** START Material for this task **
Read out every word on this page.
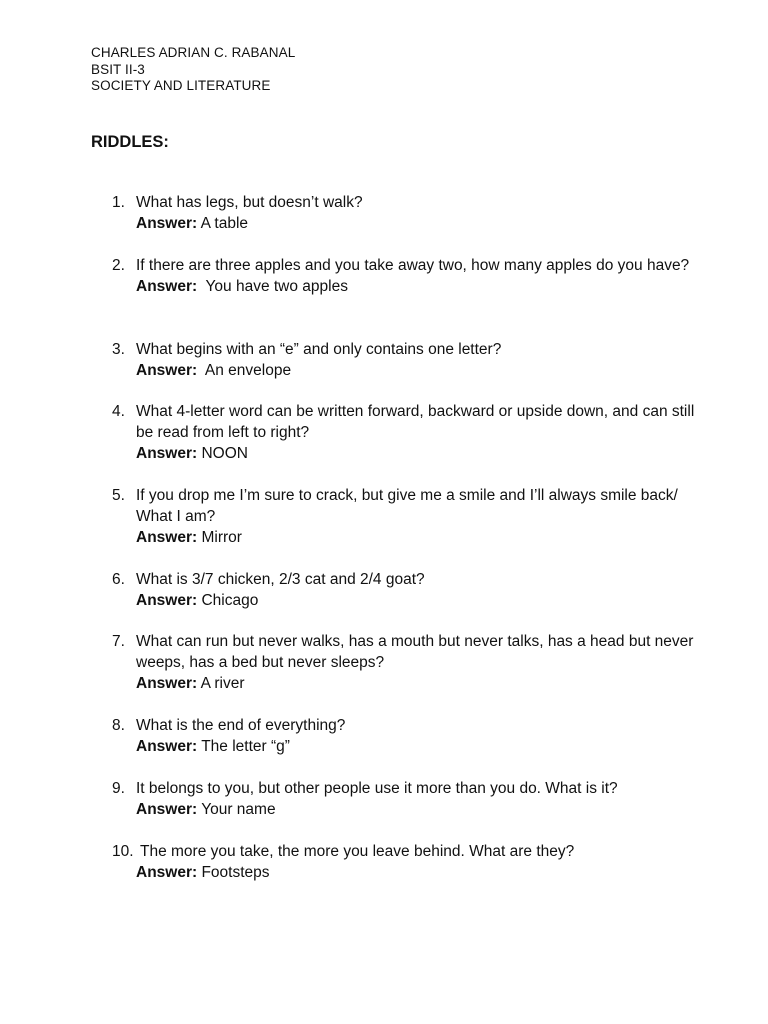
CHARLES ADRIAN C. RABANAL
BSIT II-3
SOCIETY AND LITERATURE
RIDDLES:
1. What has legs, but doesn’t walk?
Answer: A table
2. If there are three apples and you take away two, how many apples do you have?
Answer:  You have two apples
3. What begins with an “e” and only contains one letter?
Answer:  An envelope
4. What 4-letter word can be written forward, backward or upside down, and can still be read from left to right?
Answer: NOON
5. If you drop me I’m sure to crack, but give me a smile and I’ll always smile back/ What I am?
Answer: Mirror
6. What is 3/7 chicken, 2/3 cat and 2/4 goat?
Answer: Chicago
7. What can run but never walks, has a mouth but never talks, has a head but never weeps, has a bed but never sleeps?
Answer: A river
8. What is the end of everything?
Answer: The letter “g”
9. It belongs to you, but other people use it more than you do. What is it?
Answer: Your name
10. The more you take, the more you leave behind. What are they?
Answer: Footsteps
** END Material for this task **
Problem description >> Find every line with "apples" in the listing and state how many there are, nothing else.

The response >> 2